> What is being asked
Would you return all of this data exactly, leaving nothing out?

---*---

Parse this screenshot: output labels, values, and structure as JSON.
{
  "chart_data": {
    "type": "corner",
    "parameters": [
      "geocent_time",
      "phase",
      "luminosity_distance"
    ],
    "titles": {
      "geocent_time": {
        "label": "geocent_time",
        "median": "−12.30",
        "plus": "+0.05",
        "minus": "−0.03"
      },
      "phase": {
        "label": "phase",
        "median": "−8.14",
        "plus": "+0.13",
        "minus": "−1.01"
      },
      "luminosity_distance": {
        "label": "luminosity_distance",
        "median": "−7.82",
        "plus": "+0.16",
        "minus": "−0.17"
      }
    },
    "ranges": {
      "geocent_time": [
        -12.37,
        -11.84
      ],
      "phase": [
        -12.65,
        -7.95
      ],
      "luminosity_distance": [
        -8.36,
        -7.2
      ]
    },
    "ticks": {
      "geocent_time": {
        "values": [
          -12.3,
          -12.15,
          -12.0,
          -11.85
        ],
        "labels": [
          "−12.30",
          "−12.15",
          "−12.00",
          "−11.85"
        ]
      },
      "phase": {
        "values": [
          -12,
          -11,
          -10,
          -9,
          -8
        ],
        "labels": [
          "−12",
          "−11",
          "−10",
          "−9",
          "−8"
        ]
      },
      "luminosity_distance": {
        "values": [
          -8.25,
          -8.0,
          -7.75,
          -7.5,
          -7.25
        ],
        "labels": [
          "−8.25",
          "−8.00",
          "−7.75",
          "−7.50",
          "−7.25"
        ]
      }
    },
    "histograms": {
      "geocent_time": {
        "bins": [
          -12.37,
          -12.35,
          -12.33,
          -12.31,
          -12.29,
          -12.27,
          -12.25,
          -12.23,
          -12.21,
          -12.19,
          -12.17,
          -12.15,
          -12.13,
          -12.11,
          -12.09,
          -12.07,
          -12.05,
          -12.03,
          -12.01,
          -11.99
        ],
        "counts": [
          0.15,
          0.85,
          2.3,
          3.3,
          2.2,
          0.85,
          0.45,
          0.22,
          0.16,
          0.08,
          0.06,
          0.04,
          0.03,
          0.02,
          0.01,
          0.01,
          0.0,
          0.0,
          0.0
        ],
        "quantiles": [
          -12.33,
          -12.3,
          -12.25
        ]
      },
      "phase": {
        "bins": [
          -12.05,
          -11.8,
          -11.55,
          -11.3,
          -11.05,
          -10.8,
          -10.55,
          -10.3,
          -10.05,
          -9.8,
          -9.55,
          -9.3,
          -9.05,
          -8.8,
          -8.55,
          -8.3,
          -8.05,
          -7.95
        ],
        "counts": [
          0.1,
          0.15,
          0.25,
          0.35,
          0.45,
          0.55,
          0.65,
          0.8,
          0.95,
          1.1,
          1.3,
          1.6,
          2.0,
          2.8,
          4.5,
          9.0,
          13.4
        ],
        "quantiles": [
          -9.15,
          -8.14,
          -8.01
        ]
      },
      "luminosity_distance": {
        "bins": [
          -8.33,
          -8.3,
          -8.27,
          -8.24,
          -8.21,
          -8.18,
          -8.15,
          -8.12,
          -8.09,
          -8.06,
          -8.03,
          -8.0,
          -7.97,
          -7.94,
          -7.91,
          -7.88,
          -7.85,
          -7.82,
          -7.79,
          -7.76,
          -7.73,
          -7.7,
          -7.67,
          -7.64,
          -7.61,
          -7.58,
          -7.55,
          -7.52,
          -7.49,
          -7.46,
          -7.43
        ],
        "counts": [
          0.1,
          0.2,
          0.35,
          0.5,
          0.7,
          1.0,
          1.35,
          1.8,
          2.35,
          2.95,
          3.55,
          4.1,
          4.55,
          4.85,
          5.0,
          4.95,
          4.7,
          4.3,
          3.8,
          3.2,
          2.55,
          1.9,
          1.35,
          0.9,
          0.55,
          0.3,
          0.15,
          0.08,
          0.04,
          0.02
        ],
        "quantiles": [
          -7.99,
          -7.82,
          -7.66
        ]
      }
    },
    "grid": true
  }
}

---*---

> Expected answer
Parse this screenshot: output labels, values, and structure as JSON.
{
  "chart_data": {
    "type": "corner",
    "parameters": [
      "geocent_time",
      "phase",
      "luminosity_distance"
    ],
    "titles": {
      "geocent_time": {
        "label": "geocent_time",
        "median": "−12.30",
        "plus": "+0.05",
        "minus": "−0.03"
      },
      "phase": {
        "label": "phase",
        "median": "−8.14",
        "plus": "+0.13",
        "minus": "−1.01"
      },
      "luminosity_distance": {
        "label": "luminosity_distance",
        "median": "−7.82",
        "plus": "+0.16",
        "minus": "−0.17"
      }
    },
    "ranges": {
      "geocent_time": [
        -12.37,
        -11.84
      ],
      "phase": [
        -12.65,
        -7.95
      ],
      "luminosity_distance": [
        -8.36,
        -7.2
      ]
    },
    "ticks": {
      "geocent_time": {
        "values": [
          -12.3,
          -12.15,
          -12.0,
          -11.85
        ],
        "labels": [
          "−12.30",
          "−12.15",
          "−12.00",
          "−11.85"
        ]
      },
      "phase": {
        "values": [
          -12,
          -11,
          -10,
          -9,
          -8
        ],
        "labels": [
          "−12",
          "−11",
          "−10",
          "−9",
          "−8"
        ]
      },
      "luminosity_distance": {
        "values": [
          -8.25,
          -8.0,
          -7.75,
          -7.5,
          -7.25
        ],
        "labels": [
          "−8.25",
          "−8.00",
          "−7.75",
          "−7.50",
          "−7.25"
        ]
      }
    },
    "histograms": {
      "geocent_time": {
        "bins": [
          -12.37,
          -12.35,
          -12.33,
          -12.31,
          -12.29,
          -12.27,
          -12.25,
          -12.23,
          -12.21,
          -12.19,
          -12.17,
          -12.15,
          -12.13,
          -12.11,
          -12.09,
          -12.07,
          -12.05,
          -12.03,
          -12.01,
          -11.99
        ],
        "counts": [
          0.15,
          0.85,
          2.3,
          3.3,
          2.2,
          0.85,
          0.45,
          0.22,
          0.16,
          0.08,
          0.06,
          0.04,
          0.03,
          0.02,
          0.01,
          0.01,
          0.0,
          0.0,
          0.0
        ],
        "quantiles": [
          -12.33,
          -12.3,
          -12.25
        ]
      },
      "phase": {
        "bins": [
          -12.05,
          -11.8,
          -11.55,
          -11.3,
          -11.05,
          -10.8,
          -10.55,
          -10.3,
          -10.05,
          -9.8,
          -9.55,
          -9.3,
          -9.05,
          -8.8,
          -8.55,
          -8.3,
          -8.05,
          -7.95
        ],
        "counts": [
          0.1,
          0.15,
          0.25,
          0.35,
          0.45,
          0.55,
          0.65,
          0.8,
          0.95,
          1.1,
          1.3,
          1.6,
          2.0,
          2.8,
          4.5,
          9.0,
          13.4
        ],
        "quantiles": [
          -9.15,
          -8.14,
          -8.01
        ]
      },
      "luminosity_distance": {
        "bins": [
          -8.33,
          -8.3,
          -8.27,
          -8.24,
          -8.21,
          -8.18,
          -8.15,
          -8.12,
          -8.09,
          -8.06,
          -8.03,
          -8.0,
          -7.97,
          -7.94,
          -7.91,
          -7.88,
          -7.85,
          -7.82,
          -7.79,
          -7.76,
          -7.73,
          -7.7,
          -7.67,
          -7.64,
          -7.61,
          -7.58,
          -7.55,
          -7.52,
          -7.49,
          -7.46,
          -7.43
        ],
        "counts": [
          0.1,
          0.2,
          0.35,
          0.5,
          0.7,
          1.0,
          1.35,
          1.8,
          2.35,
          2.95,
          3.55,
          4.1,
          4.55,
          4.85,
          5.0,
          4.95,
          4.7,
          4.3,
          3.8,
          3.2,
          2.55,
          1.9,
          1.35,
          0.9,
          0.55,
          0.3,
          0.15,
          0.08,
          0.04,
          0.02
        ],
        "quantiles": [
          -7.99,
          -7.82,
          -7.66
        ]
      }
    },
    "grid": true
  }
}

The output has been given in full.